- **Work instructions**
Sort through the data and copy the lines holding the word "from".

####

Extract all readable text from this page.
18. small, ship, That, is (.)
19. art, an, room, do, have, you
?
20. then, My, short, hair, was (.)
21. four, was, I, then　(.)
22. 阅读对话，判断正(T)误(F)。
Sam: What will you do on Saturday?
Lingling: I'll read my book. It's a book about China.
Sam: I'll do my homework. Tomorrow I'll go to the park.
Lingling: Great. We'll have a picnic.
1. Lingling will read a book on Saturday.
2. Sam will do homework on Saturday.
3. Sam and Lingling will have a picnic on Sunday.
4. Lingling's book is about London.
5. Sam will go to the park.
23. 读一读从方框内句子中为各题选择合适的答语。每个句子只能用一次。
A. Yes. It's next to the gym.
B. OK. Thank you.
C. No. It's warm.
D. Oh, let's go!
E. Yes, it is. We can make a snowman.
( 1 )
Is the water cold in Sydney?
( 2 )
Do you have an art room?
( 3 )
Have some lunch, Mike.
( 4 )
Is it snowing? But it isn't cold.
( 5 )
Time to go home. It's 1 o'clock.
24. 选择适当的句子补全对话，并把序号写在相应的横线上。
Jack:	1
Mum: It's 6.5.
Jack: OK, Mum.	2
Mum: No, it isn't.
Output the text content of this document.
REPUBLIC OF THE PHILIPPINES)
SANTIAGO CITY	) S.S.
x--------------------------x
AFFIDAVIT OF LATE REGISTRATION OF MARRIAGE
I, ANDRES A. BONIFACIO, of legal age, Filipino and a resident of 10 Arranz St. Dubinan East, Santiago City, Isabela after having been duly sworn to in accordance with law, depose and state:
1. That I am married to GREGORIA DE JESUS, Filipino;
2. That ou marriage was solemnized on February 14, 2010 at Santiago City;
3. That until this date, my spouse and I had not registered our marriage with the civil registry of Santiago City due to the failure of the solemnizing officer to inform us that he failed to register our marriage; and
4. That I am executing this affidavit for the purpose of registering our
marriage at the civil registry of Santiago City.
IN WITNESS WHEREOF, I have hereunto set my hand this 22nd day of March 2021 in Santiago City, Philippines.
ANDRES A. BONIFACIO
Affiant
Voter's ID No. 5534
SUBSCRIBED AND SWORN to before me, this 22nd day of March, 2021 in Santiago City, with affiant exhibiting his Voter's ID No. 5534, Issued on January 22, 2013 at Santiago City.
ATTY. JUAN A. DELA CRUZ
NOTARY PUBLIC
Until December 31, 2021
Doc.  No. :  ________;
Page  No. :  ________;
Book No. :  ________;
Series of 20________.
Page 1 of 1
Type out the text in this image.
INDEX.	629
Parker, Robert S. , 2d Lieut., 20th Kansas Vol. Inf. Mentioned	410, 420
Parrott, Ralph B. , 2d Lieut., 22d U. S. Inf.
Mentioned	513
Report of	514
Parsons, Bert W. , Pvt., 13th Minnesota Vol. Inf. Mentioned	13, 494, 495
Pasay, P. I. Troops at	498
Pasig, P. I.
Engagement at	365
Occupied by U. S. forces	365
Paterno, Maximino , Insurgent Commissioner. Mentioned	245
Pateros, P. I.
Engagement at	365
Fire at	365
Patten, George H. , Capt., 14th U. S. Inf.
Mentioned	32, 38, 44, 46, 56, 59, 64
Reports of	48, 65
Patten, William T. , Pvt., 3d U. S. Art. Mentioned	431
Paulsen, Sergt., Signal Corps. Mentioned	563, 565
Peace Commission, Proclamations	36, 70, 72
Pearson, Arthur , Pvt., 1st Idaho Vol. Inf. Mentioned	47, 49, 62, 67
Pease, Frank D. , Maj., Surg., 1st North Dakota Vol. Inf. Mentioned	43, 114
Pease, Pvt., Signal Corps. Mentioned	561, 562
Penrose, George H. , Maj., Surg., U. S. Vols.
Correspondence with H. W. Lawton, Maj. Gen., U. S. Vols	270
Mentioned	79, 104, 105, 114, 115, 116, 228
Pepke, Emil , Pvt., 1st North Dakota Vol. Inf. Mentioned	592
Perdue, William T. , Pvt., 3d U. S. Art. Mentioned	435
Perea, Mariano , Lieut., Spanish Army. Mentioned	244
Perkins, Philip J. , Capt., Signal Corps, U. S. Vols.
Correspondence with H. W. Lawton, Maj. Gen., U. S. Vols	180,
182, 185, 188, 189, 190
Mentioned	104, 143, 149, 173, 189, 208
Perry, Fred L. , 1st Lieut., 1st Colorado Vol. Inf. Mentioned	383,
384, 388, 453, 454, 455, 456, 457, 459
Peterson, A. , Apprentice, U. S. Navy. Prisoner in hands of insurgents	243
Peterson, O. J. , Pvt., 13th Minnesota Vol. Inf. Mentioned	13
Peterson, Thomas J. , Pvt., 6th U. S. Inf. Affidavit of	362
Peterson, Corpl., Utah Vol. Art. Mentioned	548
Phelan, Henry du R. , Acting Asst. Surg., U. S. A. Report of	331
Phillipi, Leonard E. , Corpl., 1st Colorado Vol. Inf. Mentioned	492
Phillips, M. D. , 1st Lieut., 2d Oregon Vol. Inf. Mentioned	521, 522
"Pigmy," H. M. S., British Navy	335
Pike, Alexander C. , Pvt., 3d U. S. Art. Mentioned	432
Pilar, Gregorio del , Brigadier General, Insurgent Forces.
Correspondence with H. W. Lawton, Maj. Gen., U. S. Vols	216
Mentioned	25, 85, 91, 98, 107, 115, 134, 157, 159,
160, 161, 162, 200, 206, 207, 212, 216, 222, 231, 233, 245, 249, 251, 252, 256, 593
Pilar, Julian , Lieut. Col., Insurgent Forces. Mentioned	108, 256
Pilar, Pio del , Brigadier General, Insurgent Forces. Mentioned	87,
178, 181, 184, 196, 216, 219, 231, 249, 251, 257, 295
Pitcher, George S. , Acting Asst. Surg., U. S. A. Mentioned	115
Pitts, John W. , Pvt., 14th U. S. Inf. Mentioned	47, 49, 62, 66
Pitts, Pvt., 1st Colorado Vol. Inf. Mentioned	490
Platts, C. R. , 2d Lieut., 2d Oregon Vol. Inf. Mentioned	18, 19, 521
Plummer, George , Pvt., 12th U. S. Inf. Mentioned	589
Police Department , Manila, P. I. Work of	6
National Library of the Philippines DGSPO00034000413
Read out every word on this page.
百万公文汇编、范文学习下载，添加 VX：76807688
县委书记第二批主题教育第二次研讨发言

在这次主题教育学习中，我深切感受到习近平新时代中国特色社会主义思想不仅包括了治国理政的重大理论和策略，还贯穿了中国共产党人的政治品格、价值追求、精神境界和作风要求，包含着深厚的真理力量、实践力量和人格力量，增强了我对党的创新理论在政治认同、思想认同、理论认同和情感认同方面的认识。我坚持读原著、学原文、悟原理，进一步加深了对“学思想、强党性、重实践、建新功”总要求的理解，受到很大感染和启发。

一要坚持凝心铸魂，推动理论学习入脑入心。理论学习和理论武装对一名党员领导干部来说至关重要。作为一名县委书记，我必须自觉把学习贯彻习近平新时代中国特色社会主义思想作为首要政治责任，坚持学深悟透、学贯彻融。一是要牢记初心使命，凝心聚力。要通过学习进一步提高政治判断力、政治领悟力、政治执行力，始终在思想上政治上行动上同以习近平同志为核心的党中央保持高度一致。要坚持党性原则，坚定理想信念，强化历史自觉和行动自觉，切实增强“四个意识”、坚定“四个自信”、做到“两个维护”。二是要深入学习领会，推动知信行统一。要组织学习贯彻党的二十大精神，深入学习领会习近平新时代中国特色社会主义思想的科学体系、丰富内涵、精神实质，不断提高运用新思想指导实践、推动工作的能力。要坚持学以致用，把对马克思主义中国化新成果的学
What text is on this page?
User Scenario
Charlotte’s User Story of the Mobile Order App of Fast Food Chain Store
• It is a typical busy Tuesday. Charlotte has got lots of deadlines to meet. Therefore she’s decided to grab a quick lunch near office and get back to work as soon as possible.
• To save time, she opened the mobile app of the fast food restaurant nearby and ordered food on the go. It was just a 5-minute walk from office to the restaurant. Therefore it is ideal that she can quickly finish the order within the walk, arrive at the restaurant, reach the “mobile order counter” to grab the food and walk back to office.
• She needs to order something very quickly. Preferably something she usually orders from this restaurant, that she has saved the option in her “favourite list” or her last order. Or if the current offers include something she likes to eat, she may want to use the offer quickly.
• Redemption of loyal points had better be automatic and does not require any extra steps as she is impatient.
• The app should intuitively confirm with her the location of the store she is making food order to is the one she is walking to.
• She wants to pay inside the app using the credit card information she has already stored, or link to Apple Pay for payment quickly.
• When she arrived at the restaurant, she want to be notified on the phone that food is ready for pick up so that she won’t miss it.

####

- **Task answer**
Extract all readable text from this page.
• To save time, she opened the mobile app of the fast food restaurant nearby and ordered food on the go. It was just a 5-minute walk from office to the restaurant. Therefore it is ideal that she can quickly finish the order within the walk, arrive at the restaurant, reach the “mobile order counter” to grab the food and walk back to office.
• She needs to order something very quickly. Preferably something she usually orders from this restaurant, that she has saved the option in her “favourite list” or her last order. Or if the current offers include something she likes to eat, she may want to use the offer quickly.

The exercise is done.